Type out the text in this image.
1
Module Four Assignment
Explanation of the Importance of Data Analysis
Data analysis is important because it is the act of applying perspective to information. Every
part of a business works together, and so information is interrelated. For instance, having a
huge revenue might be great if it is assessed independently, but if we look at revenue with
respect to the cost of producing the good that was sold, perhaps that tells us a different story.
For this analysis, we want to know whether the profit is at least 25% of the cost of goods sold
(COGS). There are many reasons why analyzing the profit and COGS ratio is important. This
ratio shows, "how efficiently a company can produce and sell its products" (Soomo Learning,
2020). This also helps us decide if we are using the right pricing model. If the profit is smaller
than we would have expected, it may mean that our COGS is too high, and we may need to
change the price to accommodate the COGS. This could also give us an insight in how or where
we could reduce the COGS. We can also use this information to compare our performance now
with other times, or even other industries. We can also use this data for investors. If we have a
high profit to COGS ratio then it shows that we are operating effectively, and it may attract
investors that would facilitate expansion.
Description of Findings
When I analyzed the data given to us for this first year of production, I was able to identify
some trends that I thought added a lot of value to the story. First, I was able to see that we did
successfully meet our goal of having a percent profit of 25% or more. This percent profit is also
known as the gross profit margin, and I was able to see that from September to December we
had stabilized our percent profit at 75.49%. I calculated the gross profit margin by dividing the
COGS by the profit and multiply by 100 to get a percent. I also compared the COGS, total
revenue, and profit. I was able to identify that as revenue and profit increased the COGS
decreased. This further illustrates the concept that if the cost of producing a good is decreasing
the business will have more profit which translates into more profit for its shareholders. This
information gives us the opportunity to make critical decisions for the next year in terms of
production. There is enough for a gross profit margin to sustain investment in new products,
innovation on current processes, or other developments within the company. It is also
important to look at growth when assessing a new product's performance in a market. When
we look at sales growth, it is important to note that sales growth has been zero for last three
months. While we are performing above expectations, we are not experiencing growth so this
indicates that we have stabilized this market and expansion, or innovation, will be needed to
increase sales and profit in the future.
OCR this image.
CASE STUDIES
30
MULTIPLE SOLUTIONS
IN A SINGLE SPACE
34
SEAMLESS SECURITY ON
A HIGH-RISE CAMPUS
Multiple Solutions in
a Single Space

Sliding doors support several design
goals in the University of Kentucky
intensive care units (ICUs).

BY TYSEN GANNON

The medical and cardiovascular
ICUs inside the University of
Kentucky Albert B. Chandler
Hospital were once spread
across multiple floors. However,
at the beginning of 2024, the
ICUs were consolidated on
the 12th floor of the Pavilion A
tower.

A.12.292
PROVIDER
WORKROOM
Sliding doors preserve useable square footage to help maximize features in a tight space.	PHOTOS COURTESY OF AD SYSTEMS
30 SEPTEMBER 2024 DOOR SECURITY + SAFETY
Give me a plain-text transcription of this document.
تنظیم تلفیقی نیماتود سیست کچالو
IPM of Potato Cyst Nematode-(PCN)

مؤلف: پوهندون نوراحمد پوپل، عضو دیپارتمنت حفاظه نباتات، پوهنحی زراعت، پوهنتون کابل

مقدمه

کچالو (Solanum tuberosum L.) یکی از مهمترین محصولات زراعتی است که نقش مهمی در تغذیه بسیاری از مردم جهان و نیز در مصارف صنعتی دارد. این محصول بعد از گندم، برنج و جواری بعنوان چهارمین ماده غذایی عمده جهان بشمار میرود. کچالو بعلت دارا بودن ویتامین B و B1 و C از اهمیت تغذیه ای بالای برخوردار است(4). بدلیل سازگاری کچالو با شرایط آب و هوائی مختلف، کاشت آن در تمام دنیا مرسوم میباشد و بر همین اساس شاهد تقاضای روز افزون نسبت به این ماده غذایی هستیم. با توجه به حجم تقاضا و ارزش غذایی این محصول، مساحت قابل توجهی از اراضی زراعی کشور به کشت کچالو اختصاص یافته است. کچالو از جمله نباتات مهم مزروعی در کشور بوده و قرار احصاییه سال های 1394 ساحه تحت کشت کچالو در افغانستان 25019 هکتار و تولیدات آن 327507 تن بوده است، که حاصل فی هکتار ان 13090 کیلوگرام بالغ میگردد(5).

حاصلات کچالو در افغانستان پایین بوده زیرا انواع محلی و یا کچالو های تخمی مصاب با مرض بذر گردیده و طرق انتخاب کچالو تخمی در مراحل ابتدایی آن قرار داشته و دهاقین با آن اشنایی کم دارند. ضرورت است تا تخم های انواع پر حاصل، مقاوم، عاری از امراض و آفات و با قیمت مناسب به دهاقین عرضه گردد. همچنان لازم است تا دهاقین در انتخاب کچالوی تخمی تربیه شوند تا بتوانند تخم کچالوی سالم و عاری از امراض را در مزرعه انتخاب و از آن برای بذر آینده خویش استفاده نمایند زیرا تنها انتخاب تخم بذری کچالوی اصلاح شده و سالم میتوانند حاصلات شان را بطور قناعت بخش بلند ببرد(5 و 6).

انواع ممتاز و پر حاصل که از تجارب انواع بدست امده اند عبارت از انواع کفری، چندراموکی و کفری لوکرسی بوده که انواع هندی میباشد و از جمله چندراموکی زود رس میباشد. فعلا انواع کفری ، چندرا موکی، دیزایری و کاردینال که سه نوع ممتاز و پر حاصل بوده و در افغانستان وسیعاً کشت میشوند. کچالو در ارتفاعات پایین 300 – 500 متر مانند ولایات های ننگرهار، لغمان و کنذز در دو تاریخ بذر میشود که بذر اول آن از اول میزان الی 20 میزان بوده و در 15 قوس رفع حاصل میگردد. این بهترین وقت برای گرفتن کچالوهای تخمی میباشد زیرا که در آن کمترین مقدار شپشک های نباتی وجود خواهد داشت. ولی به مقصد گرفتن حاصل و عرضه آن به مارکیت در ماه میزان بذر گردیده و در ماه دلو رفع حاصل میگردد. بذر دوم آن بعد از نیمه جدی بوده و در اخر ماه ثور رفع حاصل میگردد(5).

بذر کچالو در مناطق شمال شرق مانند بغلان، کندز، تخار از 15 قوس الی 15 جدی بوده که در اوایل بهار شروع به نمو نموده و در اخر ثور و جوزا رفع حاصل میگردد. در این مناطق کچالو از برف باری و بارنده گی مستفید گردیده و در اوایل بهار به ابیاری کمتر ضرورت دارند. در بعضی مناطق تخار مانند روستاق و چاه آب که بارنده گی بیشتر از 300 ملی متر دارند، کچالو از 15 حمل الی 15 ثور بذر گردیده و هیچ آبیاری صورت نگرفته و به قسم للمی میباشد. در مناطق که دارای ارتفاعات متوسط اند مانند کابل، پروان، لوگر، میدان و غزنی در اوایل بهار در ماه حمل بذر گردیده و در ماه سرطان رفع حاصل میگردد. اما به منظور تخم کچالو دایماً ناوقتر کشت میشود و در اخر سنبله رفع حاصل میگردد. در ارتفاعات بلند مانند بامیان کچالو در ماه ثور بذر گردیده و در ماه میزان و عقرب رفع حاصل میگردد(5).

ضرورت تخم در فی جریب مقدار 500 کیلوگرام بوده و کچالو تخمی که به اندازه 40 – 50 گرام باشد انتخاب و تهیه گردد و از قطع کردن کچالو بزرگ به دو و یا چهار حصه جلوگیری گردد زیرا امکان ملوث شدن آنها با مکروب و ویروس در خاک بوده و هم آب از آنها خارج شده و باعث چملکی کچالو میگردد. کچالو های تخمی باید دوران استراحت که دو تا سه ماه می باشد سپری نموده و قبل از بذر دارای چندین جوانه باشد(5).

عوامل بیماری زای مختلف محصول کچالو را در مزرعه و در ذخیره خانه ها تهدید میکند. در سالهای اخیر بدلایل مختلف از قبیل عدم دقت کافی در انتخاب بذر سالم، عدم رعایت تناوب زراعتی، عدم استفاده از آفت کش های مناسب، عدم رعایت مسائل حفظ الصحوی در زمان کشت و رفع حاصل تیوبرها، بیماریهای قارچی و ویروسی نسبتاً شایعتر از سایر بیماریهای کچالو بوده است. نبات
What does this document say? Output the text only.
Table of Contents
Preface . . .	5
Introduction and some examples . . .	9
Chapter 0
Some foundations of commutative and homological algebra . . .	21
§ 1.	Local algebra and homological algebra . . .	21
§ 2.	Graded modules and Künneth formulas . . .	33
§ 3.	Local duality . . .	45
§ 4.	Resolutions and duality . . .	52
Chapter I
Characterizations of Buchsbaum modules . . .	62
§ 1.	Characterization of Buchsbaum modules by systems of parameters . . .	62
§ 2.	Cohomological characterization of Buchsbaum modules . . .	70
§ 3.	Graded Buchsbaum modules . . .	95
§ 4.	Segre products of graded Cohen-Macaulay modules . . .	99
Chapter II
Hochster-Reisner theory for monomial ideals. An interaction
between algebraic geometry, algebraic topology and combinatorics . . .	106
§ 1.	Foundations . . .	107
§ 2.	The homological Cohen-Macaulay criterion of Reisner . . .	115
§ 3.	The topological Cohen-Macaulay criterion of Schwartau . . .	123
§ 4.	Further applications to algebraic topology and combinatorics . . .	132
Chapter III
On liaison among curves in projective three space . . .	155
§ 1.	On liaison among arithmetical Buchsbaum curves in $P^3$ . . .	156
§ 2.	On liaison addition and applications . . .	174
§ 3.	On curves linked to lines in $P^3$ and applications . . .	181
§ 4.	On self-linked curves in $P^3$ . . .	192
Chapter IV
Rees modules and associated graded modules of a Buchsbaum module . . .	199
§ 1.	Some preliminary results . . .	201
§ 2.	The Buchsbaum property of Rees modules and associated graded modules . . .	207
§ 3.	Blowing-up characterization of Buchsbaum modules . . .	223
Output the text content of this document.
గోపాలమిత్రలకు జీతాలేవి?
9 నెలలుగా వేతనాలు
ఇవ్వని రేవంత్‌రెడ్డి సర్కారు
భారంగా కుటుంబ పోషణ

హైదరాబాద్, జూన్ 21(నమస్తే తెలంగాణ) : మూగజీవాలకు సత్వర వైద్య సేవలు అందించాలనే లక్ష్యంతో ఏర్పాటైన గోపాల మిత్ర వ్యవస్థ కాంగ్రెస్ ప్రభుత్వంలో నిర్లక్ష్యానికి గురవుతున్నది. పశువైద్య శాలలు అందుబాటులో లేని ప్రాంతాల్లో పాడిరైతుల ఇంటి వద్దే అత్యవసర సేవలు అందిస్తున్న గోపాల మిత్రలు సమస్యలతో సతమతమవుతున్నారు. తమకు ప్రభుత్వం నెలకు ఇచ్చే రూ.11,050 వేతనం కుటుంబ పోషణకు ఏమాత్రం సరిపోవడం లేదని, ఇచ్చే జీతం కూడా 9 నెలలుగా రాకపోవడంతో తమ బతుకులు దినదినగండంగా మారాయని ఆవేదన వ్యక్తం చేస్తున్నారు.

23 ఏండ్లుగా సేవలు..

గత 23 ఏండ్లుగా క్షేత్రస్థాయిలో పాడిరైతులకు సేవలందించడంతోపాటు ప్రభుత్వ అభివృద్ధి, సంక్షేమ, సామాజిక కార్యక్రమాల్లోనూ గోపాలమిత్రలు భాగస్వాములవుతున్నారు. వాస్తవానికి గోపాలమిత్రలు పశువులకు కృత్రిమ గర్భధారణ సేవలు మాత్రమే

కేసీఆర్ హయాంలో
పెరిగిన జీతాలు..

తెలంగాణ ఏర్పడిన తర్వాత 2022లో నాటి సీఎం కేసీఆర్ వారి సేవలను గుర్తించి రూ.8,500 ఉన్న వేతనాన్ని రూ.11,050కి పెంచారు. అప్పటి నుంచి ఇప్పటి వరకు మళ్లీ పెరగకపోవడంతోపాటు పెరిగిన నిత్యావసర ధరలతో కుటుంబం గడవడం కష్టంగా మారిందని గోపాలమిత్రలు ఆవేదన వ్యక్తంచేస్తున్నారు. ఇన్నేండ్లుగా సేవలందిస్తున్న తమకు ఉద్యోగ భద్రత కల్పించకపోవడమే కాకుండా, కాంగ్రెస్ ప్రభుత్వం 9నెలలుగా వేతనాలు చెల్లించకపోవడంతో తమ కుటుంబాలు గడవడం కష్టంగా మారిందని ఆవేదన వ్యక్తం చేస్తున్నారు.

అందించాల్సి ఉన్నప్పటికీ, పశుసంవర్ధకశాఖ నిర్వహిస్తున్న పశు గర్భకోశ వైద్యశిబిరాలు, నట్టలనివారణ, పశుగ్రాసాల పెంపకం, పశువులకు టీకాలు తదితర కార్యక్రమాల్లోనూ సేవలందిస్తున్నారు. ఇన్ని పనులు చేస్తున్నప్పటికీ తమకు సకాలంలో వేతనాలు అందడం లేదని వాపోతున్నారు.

- - -

* Task goal
Copy the lines from the entries above in which the word "Buchsbaum" appears.

* Result of the exercise
Characterizations of Buchsbaum modules . . .	62
§ 1.	Characterization of Buchsbaum modules by systems of parameters . . .	62
§ 2.	Cohomological characterization of Buchsbaum modules . . .	70
§ 3.	Graded Buchsbaum modules . . .	95
§ 1.	On liaison among arithmetical Buchsbaum curves in $P^3$ . . .	156
Rees modules and associated graded modules of a Buchsbaum module . . .	199
§ 2.	The Buchsbaum property of Rees modules and associated graded modules . . .	207
§ 3.	Blowing-up characterization of Buchsbaum modules . . .	223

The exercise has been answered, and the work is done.